— BEGIN Excerpted records —

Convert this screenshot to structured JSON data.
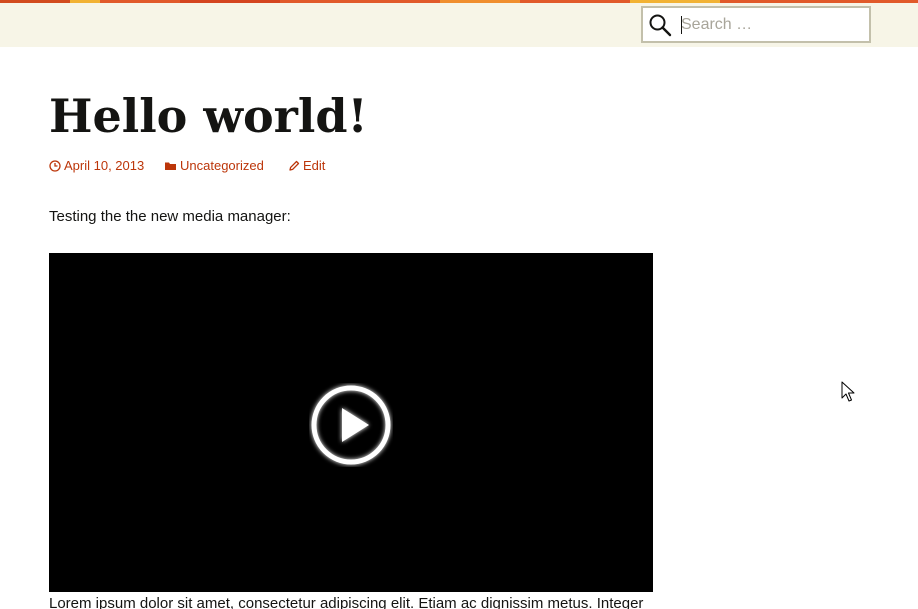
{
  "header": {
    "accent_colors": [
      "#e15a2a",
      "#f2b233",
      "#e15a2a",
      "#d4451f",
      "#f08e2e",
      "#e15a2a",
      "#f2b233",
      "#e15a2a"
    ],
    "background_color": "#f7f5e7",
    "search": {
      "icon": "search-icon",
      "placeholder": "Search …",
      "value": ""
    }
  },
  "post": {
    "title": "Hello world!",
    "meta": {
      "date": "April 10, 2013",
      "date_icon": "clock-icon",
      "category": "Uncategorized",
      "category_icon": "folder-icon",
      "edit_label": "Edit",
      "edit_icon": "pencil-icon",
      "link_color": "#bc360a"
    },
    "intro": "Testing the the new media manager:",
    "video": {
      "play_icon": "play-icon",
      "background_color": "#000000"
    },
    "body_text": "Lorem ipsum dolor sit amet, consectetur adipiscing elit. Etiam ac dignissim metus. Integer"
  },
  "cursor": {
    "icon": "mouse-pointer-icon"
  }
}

— END Excerpted records —
— BEGIN Excerpted records —

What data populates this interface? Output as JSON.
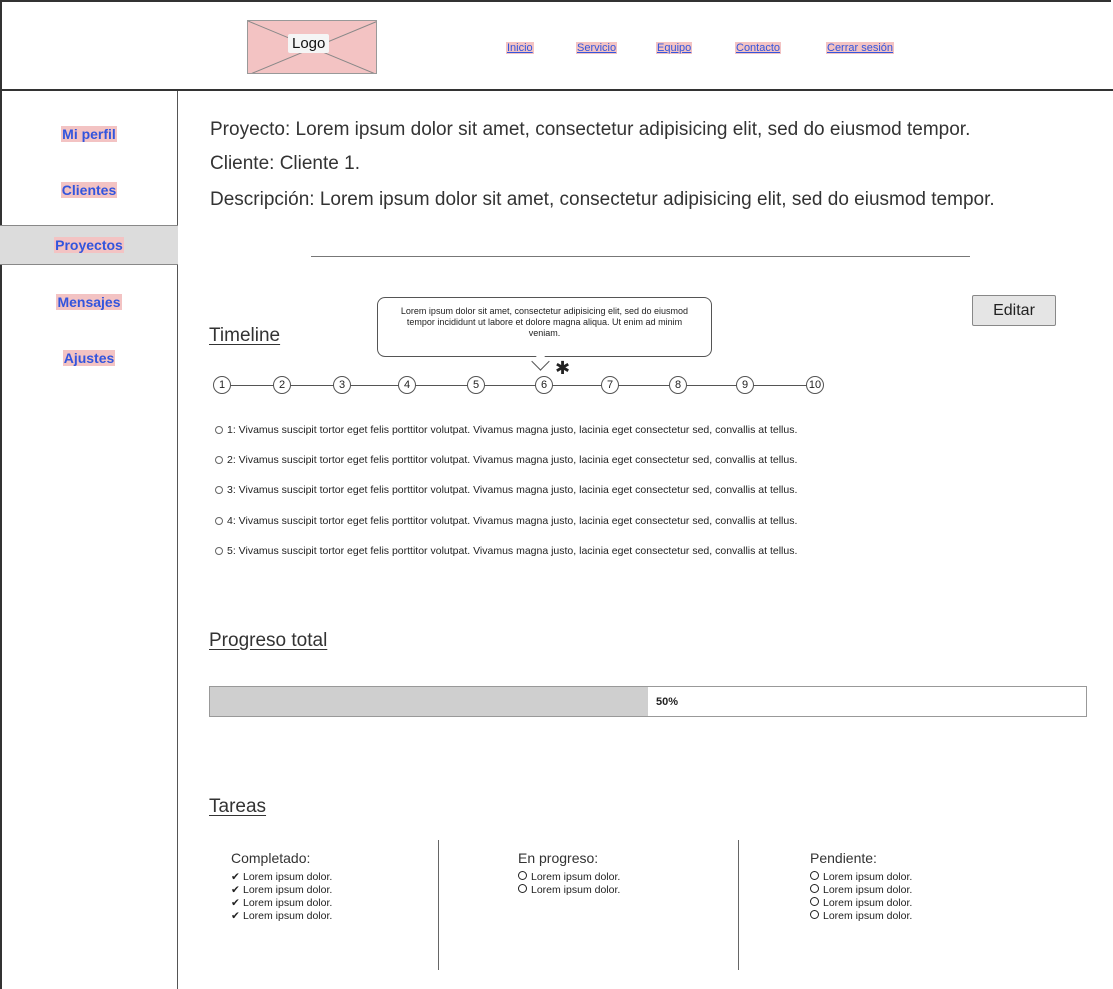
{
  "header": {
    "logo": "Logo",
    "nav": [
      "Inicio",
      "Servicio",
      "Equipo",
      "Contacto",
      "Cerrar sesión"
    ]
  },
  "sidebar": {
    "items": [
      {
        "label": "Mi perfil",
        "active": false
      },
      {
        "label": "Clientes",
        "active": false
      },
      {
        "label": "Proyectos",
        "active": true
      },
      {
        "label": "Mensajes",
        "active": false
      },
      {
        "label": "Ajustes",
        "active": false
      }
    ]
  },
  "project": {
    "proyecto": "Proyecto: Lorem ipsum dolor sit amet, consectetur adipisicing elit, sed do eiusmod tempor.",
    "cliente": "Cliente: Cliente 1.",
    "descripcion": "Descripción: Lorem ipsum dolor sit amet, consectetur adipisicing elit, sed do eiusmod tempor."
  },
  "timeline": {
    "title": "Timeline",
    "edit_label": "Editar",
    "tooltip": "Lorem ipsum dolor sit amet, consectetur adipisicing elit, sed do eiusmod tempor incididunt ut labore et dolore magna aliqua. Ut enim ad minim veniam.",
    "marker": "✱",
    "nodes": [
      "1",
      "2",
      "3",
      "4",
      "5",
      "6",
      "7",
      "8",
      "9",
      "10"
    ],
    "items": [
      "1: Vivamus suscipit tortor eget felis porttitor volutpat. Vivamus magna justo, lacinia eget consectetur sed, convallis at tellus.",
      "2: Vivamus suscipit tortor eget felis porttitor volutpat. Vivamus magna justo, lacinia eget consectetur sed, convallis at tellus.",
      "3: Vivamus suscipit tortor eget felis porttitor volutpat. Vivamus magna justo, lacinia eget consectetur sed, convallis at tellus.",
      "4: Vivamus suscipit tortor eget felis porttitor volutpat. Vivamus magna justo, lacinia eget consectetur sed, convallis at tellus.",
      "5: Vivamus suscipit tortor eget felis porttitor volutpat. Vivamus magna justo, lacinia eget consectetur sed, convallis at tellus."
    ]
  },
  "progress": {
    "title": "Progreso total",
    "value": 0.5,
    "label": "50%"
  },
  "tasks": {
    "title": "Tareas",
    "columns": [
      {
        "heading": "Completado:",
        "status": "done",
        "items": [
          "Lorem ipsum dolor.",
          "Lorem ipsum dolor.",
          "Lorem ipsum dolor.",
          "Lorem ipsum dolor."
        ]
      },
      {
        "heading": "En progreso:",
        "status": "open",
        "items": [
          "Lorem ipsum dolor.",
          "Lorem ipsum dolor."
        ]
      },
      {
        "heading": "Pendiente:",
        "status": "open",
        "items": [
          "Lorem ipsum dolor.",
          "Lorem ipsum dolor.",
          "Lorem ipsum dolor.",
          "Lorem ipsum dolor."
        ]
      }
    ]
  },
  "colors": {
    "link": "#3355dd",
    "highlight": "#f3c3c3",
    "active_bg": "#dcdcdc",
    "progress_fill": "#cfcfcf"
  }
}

— END Excerpted records —

Each line that contains the word "JSON" counts toward the total; give only that total.

Answer to the problem:
2